» What you have to do
State how many lines of the records contain the string "duration". Give the number alone.

Data entries
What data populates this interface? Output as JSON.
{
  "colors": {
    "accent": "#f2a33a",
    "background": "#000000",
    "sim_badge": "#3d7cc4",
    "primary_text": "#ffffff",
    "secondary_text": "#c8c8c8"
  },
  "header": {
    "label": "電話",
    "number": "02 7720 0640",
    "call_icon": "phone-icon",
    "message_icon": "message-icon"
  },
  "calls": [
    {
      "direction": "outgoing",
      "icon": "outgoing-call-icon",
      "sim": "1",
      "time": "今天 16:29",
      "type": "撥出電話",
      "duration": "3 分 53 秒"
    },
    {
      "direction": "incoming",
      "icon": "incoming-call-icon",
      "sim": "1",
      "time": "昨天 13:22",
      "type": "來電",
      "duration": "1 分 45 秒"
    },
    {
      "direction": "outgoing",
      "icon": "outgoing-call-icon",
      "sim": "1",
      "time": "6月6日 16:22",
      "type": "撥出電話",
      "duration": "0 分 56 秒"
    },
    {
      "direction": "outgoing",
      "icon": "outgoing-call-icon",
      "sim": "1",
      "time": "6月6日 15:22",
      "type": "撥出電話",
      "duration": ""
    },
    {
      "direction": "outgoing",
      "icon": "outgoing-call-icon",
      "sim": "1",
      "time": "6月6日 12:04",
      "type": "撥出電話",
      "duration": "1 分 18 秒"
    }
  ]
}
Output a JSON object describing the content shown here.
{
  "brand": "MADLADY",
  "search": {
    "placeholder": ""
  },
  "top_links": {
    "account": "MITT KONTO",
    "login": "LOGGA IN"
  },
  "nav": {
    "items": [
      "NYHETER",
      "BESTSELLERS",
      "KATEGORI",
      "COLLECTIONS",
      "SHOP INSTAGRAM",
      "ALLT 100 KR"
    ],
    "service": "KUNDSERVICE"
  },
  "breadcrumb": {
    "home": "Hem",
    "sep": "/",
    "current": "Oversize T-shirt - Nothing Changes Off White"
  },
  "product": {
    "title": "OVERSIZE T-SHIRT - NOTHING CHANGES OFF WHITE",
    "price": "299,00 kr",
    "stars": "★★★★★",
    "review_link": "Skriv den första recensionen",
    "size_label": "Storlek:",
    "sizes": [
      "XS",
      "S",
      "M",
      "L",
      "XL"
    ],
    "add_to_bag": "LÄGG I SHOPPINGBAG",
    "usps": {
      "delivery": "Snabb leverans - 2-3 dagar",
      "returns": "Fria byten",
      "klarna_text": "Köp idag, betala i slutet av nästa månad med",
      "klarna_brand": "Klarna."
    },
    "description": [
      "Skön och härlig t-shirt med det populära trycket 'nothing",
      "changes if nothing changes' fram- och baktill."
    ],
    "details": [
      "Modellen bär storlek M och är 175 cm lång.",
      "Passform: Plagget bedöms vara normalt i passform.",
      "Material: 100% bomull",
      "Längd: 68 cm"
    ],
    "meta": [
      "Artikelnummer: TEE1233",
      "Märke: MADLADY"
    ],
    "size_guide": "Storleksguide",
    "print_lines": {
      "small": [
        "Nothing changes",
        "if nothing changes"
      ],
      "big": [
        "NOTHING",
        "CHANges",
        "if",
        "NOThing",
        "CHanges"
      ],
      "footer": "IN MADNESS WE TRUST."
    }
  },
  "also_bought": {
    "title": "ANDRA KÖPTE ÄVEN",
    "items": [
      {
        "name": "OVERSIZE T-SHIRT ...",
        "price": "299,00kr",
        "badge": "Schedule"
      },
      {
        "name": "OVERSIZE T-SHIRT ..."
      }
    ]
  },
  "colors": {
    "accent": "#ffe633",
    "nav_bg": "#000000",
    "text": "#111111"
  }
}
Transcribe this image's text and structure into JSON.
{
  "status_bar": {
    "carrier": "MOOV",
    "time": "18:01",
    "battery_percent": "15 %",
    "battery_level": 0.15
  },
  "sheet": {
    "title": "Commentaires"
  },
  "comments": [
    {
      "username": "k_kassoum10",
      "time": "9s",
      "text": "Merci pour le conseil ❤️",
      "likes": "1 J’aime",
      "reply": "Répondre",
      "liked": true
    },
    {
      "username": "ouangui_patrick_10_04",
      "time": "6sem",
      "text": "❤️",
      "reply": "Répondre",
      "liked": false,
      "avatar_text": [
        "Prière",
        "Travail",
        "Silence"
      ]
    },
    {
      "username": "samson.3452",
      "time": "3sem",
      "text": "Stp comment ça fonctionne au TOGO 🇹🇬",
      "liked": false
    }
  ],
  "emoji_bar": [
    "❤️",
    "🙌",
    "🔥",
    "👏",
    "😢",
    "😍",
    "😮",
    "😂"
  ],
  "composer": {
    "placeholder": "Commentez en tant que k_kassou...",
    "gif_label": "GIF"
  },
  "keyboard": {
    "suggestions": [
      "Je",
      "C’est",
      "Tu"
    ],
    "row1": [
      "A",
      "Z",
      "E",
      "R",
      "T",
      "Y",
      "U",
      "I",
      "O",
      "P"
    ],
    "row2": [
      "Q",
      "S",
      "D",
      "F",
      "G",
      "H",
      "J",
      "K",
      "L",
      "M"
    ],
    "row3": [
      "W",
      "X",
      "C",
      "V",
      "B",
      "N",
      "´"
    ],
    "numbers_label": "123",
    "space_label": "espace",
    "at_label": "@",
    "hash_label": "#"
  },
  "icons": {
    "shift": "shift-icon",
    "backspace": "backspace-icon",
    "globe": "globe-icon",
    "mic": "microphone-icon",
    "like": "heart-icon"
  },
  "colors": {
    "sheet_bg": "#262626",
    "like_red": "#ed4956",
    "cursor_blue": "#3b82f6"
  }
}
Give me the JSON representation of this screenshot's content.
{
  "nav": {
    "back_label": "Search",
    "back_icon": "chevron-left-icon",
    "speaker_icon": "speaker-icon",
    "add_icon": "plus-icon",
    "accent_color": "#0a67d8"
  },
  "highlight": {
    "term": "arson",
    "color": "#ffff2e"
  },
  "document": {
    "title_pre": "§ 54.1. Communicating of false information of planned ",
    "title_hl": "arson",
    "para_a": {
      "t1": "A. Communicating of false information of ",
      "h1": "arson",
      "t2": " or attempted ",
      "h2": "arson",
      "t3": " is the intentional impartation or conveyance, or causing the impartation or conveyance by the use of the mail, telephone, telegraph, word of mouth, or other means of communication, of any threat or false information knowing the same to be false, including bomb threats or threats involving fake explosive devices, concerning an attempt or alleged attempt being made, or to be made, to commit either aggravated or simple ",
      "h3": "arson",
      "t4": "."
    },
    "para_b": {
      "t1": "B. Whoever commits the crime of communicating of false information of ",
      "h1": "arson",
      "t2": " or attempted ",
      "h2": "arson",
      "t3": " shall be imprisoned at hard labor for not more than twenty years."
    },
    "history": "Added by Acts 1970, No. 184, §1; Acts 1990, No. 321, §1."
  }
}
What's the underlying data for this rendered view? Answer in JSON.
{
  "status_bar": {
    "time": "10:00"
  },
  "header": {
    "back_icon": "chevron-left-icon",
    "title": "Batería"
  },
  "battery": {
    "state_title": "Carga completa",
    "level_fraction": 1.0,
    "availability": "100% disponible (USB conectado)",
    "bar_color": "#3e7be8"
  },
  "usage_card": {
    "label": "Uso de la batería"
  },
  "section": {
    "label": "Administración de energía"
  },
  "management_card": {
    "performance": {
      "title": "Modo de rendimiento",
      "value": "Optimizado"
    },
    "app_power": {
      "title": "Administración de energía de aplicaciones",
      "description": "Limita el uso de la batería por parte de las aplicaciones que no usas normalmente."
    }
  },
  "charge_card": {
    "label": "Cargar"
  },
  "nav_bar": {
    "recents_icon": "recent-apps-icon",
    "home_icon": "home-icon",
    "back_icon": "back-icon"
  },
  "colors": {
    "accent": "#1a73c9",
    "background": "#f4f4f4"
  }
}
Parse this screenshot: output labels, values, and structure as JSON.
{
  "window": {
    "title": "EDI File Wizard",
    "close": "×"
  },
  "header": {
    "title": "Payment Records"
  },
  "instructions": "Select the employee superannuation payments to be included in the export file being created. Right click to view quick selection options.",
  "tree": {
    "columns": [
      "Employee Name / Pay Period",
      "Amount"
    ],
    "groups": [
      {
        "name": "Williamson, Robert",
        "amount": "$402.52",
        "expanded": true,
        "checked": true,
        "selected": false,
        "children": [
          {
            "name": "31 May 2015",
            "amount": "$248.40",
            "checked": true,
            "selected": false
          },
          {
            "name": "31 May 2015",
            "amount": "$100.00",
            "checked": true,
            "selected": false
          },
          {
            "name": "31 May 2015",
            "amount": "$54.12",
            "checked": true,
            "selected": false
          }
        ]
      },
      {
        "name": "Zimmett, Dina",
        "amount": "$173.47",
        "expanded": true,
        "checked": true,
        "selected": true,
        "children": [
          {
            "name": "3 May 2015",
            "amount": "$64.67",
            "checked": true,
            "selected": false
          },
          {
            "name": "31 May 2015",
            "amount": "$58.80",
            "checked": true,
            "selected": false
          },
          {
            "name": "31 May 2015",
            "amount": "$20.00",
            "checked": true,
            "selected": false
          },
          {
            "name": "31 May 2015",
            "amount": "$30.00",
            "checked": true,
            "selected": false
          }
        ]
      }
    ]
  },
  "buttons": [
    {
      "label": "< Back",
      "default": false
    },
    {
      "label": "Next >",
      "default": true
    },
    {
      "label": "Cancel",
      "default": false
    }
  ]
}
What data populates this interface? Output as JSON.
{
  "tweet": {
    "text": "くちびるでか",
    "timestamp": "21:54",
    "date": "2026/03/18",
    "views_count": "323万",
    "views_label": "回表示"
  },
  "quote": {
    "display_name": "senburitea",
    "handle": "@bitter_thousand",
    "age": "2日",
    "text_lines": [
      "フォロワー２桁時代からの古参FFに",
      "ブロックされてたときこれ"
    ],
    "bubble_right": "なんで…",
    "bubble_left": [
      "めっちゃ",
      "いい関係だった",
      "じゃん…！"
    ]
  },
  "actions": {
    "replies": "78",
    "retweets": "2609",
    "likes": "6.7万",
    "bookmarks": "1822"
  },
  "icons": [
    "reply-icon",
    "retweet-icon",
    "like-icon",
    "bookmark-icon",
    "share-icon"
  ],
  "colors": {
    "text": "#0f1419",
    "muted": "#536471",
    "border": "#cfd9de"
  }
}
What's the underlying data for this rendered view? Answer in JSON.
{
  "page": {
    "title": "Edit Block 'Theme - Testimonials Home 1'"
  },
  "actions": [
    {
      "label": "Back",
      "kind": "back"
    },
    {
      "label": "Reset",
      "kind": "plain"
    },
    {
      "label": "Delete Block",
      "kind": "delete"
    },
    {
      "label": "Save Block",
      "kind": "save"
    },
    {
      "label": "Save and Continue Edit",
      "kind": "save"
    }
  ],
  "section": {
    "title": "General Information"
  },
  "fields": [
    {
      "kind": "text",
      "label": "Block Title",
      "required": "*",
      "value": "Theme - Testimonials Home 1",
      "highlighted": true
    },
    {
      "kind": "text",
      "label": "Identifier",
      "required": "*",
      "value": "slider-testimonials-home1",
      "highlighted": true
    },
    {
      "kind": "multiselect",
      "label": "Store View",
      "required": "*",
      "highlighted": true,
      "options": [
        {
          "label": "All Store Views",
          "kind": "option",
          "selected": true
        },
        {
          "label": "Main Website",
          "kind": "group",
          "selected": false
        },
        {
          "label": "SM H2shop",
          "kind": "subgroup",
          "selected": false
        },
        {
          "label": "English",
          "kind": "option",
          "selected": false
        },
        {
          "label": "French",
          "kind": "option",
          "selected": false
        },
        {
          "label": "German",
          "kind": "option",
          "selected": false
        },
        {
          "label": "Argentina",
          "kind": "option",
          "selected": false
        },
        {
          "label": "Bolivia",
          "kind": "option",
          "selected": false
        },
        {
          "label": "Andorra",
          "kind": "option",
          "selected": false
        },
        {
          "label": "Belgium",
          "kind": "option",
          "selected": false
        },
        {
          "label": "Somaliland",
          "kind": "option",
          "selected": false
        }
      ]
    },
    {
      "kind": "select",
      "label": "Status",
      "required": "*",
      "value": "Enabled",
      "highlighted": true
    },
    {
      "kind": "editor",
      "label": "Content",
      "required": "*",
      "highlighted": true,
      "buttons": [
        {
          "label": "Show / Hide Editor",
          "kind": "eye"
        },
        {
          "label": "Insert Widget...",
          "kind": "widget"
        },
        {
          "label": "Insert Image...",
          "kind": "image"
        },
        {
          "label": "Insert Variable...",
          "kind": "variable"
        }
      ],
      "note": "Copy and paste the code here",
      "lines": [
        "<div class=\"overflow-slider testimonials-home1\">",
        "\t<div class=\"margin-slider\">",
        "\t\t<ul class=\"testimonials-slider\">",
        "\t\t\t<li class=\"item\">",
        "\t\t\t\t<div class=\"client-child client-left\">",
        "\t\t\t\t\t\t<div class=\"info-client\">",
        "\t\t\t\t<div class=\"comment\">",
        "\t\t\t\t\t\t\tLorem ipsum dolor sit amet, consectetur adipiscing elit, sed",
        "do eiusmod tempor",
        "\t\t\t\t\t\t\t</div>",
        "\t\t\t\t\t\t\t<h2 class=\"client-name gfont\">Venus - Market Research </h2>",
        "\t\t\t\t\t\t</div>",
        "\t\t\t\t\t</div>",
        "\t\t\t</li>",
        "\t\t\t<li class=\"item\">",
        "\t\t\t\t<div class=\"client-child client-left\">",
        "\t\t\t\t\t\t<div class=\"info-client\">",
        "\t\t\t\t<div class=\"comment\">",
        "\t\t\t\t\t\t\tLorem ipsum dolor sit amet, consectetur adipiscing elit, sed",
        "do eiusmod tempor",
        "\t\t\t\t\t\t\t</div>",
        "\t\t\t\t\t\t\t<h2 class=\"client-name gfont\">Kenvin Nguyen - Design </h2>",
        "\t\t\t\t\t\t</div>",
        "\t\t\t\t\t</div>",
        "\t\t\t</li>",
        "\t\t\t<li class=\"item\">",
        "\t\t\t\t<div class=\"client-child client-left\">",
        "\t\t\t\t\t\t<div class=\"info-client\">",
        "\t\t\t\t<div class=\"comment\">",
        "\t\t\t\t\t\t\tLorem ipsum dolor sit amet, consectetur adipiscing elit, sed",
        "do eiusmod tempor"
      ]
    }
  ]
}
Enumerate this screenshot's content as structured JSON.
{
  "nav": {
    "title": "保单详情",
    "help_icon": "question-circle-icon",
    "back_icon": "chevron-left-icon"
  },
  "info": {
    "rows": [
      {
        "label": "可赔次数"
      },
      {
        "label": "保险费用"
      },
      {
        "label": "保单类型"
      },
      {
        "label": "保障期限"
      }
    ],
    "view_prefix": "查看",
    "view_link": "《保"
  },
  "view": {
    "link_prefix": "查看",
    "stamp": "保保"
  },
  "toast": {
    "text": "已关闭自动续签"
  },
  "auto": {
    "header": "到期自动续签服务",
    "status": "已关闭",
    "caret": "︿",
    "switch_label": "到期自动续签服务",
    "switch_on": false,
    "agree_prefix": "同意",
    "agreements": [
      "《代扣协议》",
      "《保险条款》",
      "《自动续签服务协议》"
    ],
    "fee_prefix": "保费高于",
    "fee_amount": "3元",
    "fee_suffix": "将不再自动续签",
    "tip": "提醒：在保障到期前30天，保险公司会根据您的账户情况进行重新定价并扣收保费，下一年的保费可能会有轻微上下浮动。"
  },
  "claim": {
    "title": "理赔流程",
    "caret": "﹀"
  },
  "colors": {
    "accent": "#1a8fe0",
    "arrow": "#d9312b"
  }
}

» Task solution
5